# PROBLEM DETAILS
For each line that holds "enfants", copy the line out.

Saved data entries:
##############################

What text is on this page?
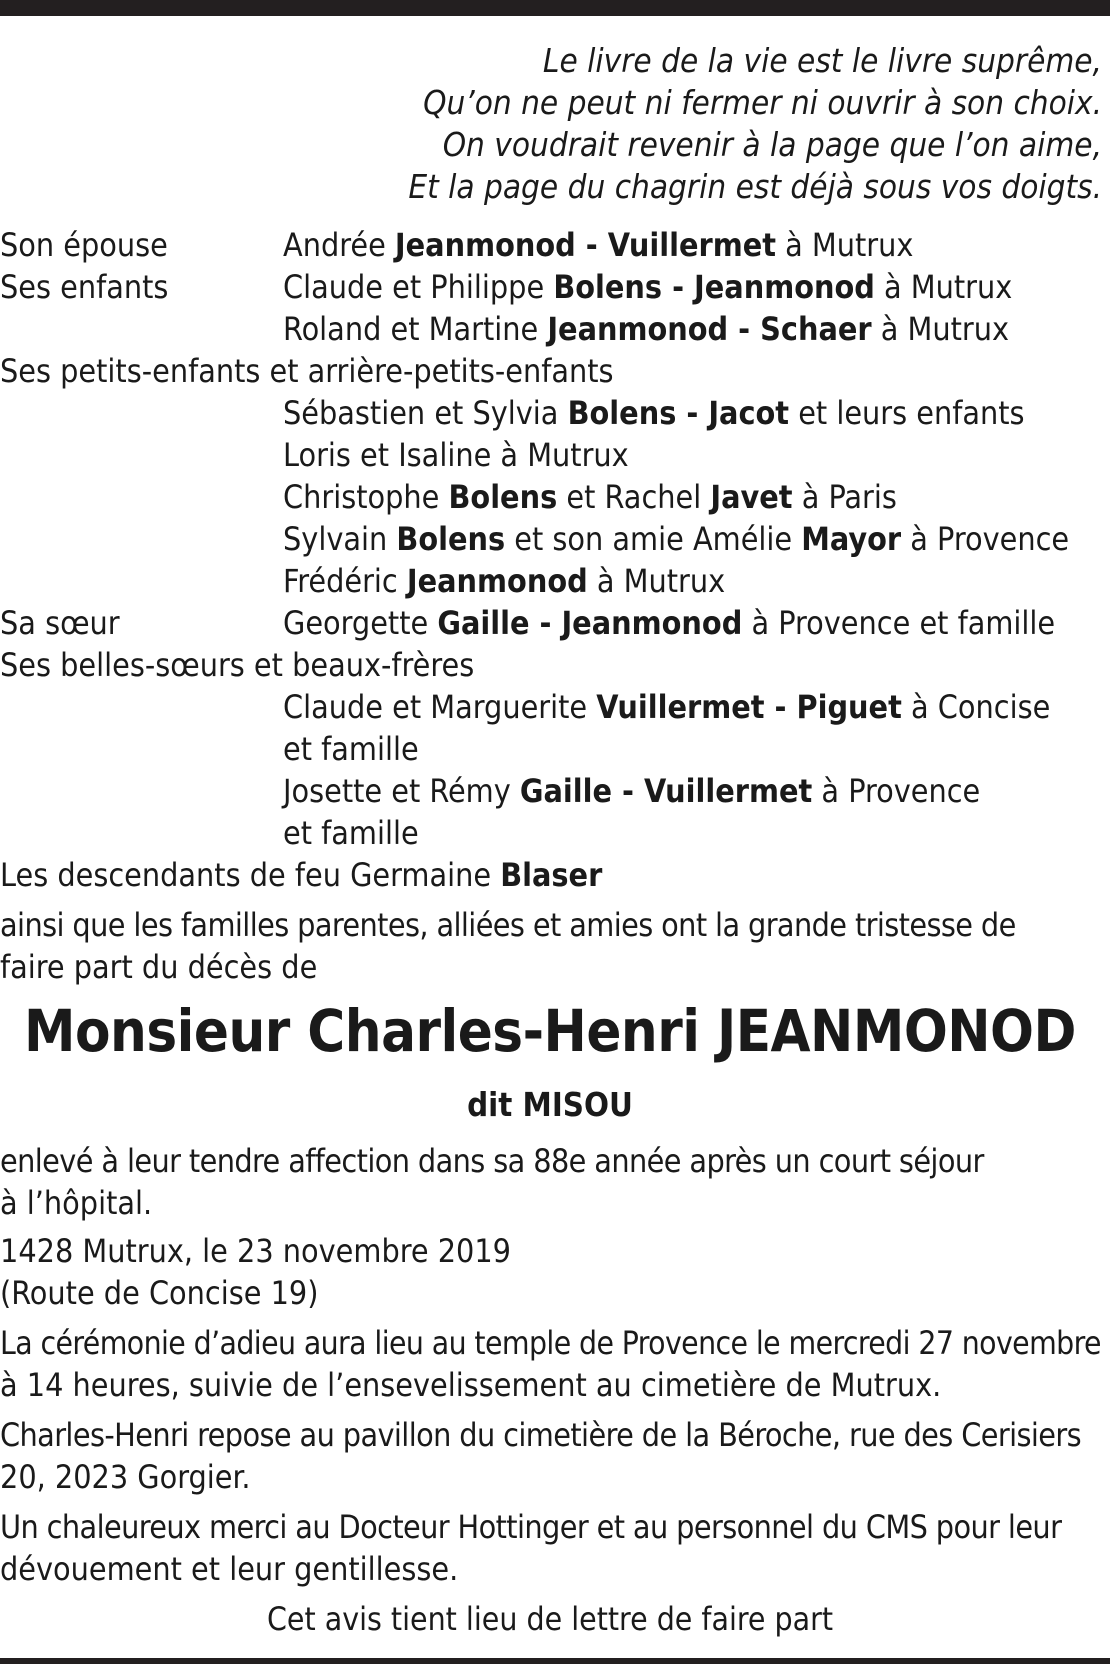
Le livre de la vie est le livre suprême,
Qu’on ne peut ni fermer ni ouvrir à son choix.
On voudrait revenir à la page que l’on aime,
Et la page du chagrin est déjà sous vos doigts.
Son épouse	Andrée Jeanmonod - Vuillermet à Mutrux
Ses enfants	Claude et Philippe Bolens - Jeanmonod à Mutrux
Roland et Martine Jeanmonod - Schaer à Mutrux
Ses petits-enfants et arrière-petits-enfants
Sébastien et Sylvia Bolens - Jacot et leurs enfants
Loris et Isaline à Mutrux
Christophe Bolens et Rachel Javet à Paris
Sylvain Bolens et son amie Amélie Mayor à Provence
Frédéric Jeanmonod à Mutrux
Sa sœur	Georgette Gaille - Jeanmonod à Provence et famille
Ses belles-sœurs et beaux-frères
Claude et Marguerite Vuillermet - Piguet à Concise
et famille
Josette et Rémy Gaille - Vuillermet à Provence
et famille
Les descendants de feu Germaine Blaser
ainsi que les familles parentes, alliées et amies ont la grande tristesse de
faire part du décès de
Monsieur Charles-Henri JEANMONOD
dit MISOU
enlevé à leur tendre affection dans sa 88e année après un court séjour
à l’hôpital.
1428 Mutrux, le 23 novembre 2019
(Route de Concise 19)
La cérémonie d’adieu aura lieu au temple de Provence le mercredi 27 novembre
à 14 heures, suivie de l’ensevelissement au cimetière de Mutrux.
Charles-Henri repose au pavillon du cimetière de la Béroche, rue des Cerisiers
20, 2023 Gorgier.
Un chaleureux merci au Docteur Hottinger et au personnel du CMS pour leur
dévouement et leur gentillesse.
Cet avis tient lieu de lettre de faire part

##############################

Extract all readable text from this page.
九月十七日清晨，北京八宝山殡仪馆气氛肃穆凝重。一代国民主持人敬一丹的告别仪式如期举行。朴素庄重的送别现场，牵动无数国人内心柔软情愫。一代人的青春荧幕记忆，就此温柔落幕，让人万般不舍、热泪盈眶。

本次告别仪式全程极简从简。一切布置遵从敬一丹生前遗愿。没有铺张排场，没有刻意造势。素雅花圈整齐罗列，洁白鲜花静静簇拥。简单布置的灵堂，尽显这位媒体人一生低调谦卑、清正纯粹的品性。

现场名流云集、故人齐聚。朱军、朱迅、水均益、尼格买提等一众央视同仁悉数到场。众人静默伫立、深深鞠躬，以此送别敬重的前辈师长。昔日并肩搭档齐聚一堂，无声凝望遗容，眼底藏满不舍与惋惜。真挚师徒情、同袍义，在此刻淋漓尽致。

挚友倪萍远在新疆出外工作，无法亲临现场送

##############################

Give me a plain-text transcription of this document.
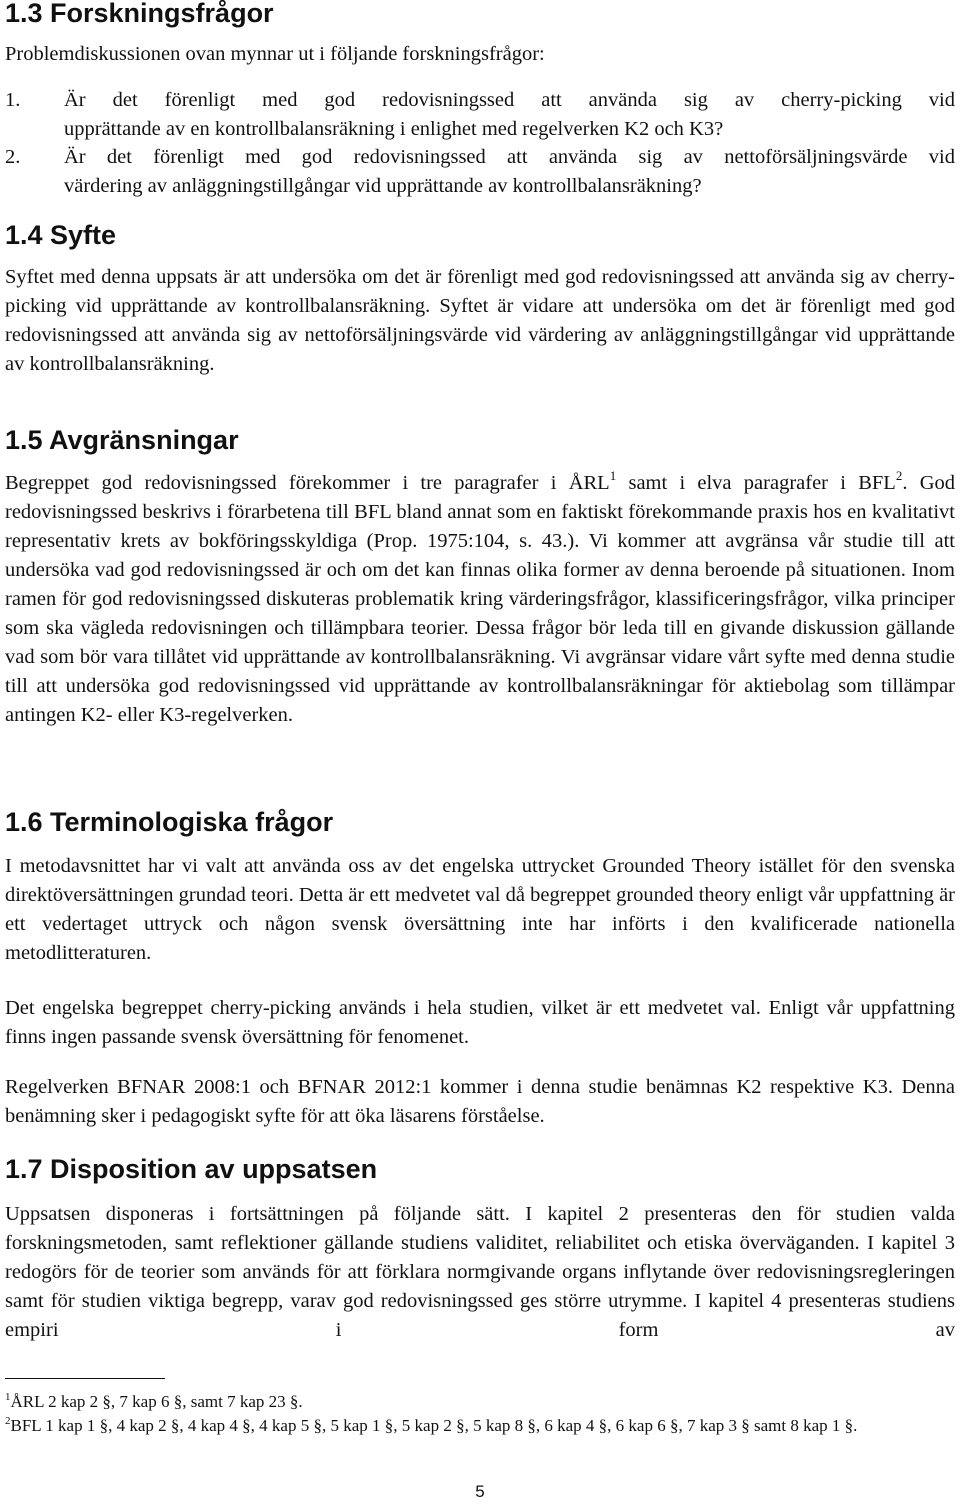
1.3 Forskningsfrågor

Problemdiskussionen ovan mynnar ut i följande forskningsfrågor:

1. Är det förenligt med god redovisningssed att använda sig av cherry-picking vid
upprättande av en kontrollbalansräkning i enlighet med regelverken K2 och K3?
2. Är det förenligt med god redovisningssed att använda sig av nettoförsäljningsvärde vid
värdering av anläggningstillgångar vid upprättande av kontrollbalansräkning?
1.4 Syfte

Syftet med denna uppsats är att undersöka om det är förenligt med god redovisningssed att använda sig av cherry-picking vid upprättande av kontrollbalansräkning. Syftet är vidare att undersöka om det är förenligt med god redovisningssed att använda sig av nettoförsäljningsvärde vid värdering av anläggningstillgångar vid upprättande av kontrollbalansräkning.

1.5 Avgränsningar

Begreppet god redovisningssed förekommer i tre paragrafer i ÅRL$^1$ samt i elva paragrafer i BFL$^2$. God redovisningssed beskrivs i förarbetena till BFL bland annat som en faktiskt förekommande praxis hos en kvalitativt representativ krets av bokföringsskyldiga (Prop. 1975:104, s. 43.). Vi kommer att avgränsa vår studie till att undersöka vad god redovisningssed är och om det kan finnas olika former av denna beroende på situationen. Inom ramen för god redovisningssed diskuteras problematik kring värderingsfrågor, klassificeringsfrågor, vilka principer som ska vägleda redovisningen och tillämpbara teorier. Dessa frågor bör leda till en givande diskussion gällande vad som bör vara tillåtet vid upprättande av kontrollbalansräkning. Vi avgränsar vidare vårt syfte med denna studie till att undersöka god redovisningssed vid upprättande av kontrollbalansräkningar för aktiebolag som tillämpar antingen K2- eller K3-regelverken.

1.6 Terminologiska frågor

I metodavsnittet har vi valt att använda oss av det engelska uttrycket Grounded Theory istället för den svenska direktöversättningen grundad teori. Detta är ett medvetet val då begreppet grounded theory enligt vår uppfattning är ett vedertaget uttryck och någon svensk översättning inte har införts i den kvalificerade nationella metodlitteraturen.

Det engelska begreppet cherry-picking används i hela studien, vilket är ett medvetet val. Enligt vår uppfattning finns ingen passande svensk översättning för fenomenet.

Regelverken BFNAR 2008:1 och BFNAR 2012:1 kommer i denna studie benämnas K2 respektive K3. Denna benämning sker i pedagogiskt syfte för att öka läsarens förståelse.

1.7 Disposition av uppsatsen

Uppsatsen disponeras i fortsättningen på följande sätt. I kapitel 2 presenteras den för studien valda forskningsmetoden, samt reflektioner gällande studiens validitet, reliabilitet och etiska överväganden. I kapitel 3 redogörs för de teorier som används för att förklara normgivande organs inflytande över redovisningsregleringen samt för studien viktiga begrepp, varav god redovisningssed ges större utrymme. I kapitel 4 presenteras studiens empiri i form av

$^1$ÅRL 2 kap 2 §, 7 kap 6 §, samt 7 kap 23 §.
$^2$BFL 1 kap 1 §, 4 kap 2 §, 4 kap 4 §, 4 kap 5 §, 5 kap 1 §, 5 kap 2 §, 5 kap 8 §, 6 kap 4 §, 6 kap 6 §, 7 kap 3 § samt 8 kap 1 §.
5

##############################

# IN RESPONSE
Ses enfants	Claude et Philippe Bolens - Jeanmonod à Mutrux
Ses petits-enfants et arrière-petits-enfants
Sébastien et Sylvia Bolens - Jacot et leurs enfants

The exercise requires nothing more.